• [INSTRUCTIONS TO FOLLOW]
Pick every line from the data that holds the word "frac".

Dataset items
•••••
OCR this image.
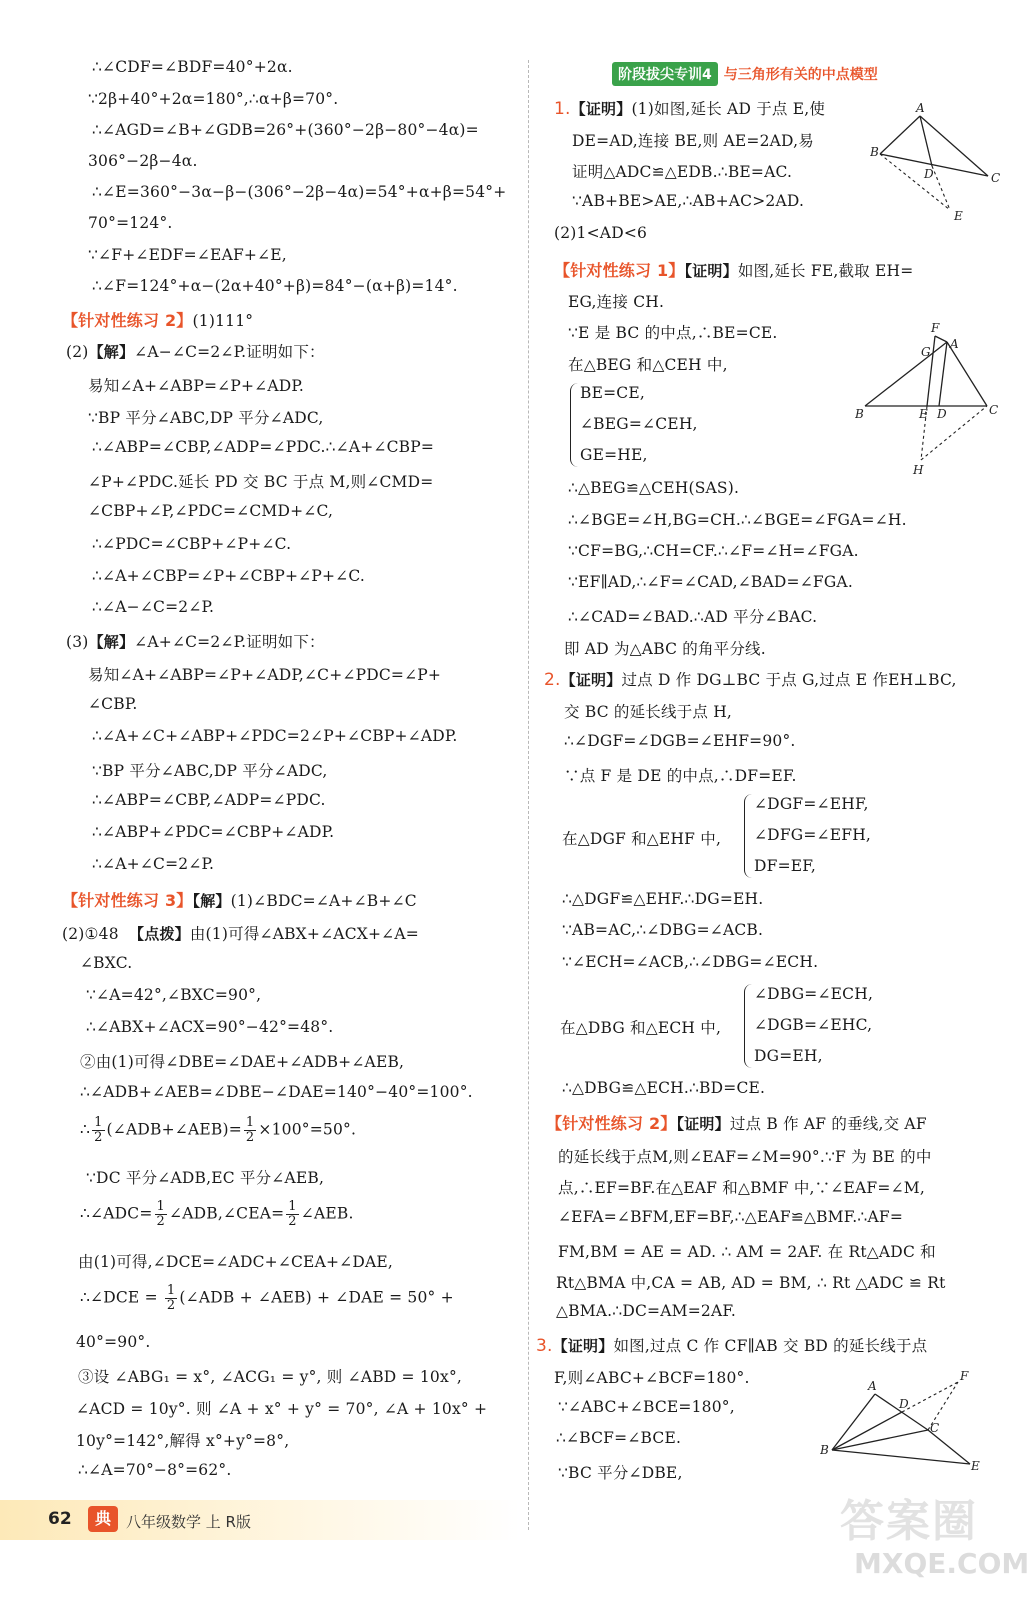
∴∠CDF=∠BDF=40°+2α.
∵2β+40°+2α=180°,∴α+β=70°.
∴∠AGD=∠B+∠GDB=26°+(360°−2β−80°−4α)=
306°−2β−4α.
∴∠E=360°−3α−β−(306°−2β−4α)=54°+α+β=54°+
70°=124°.
∵∠F+∠EDF=∠EAF+∠E,
∴∠F=124°+α−(2α+40°+β)=84°−(α+β)=14°.
【针对性练习 2】(1)111°
(2)【解】∠A−∠C=2∠P.证明如下：
易知∠A+∠ABP=∠P+∠ADP.
∵BP 平分∠ABC,DP 平分∠ADC,
∴∠ABP=∠CBP,∠ADP=∠PDC.∴∠A+∠CBP=
∠P+∠PDC.延长 PD 交 BC 于点 M,则∠CMD=
∠CBP+∠P,∠PDC=∠CMD+∠C,
∴∠PDC=∠CBP+∠P+∠C.
∴∠A+∠CBP=∠P+∠CBP+∠P+∠C.
∴∠A−∠C=2∠P.
(3)【解】∠A+∠C=2∠P.证明如下：
易知∠A+∠ABP=∠P+∠ADP,∠C+∠PDC=∠P+
∠CBP.
∴∠A+∠C+∠ABP+∠PDC=2∠P+∠CBP+∠ADP.
∵BP 平分∠ABC,DP 平分∠ADC,
∴∠ABP=∠CBP,∠ADP=∠PDC.
∴∠ABP+∠PDC=∠CBP+∠ADP.
∴∠A+∠C=2∠P.
【针对性练习 3】【解】(1)∠BDC=∠A+∠B+∠C
(2)①48 【点拨】由(1)可得∠ABX+∠ACX+∠A=
∠BXC.
∵∠A=42°,∠BXC=90°,
∴∠ABX+∠ACX=90°−42°=48°.
②由(1)可得∠DBE=∠DAE+∠ADB+∠AEB,
∴∠ADB+∠AEB=∠DBE−∠DAE=140°−40°=100°.
∴ $\frac{1}{2}$ (∠ADB+∠AEB)= $\frac{1}{2} \times 100^\circ=50^\circ$.
∵DC 平分∠ADB,EC 平分∠AEB,
∴∠ADC= $\frac{1}{2}$ ∠ADB,∠CEA= $\frac{1}{2}$ ∠AEB.
由(1)可得,∠DCE=∠ADC+∠CEA+∠DAE,
∴∠DCE = $\frac{1}{2}$ (∠ADB + ∠AEB) + ∠DAE = 50° +
40°=90°.
③设 ∠ABG₁ = x°, ∠ACG₁ = y°, 则 ∠ABD = 10x°,
∠ACD = 10y°. 则 ∠A + x° + y° = 70°, ∠A + 10x° +
10y°=142°,解得 x°+y°=8°,
∴∠A=70°−8°=62°.
阶段拔尖专训4 与三角形有关的中点模型
1.【证明】(1)如图,延长 AD 于点 E,使
DE=AD,连接 BE,则 AE=2AD,易
证明△ADC≌△EDB.∴BE=AC.
∵AB+BE>AE,∴AB+AC>2AD.
(2)1<AD<6
A
B
C
D
E
【针对性练习 1】【证明】如图,延长 FE,截取 EH=
EG,连接 CH.
∵E 是 BC 的中点,∴BE=CE.
在△BEG 和△CEH 中,
BE=CE,
∠BEG=∠CEH,
GE=HE,
∴△BEG≌△CEH(SAS).
∴∠BGE=∠H,BG=CH.∴∠BGE=∠FGA=∠H.
∵CF=BG,∴CH=CF.∴∠F=∠H=∠FGA.
∵EF∥AD,∴∠F=∠CAD,∠BAD=∠FGA.
∴∠CAD=∠BAD.∴AD 平分∠BAC.
即 AD 为△ABC 的角平分线.
F
G
A
B	E D	C
H
2.【证明】过点 D 作 DG⊥BC 于点 G,过点 E 作EH⊥BC,
交 BC 的延长线于点 H,
∴∠DGF=∠DGB=∠EHF=90°.
∵点 F 是 DE 的中点,∴DF=EF.
在△DGF 和△EHF 中,
∠DGF=∠EHF,
∠DFG=∠EFH,
DF=EF,
∴△DGF≌△EHF.∴DG=EH.
∵AB=AC,∴∠DBG=∠ACB.
∵∠ECH=∠ACB,∴∠DBG=∠ECH.
在△DBG 和△ECH 中,
∠DBG=∠ECH,
∠DGB=∠EHC,
DG=EH,
∴△DBG≌△ECH.∴BD=CE.
【针对性练习 2】【证明】过点 B 作 AF 的垂线,交 AF
的延长线于点M,则∠EAF=∠M=90°.∵F 为 BE 的中
点,∴EF=BF.在△EAF 和△BMF 中,∵∠EAF=∠M,
∠EFA=∠BFM,EF=BF,∴△EAF≌△BMF.∴AF=
FM,BM = AE = AD. ∴ AM = 2AF. 在 Rt△ADC 和
Rt△BMA 中,CA = AB, AD = BM, ∴ Rt △ADC ≌ Rt
△BMA.∴DC=AM=2AF.
3.【证明】如图,过点 C 作 CF∥AB 交 BD 的延长线于点
F,则∠ABC+∠BCF=180°.
∵∠ABC+∠BCE=180°,
∴∠BCF=∠BCE.
∵BC 平分∠DBE,
A
D
F
C
B
E
62	典	八年级数学 上 R版	答案圈
MXQE.COM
•••••
• [WRITTEN RESPONSE]
∴ $\frac{1}{2}$ (∠ADB+∠AEB)= $\frac{1}{2} \times 100^\circ=50^\circ$.
∴∠ADC= $\frac{1}{2}$ ∠ADB,∠CEA= $\frac{1}{2}$ ∠AEB.
∴∠DCE = $\frac{1}{2}$ (∠ADB + ∠AEB) + ∠DAE = 50° +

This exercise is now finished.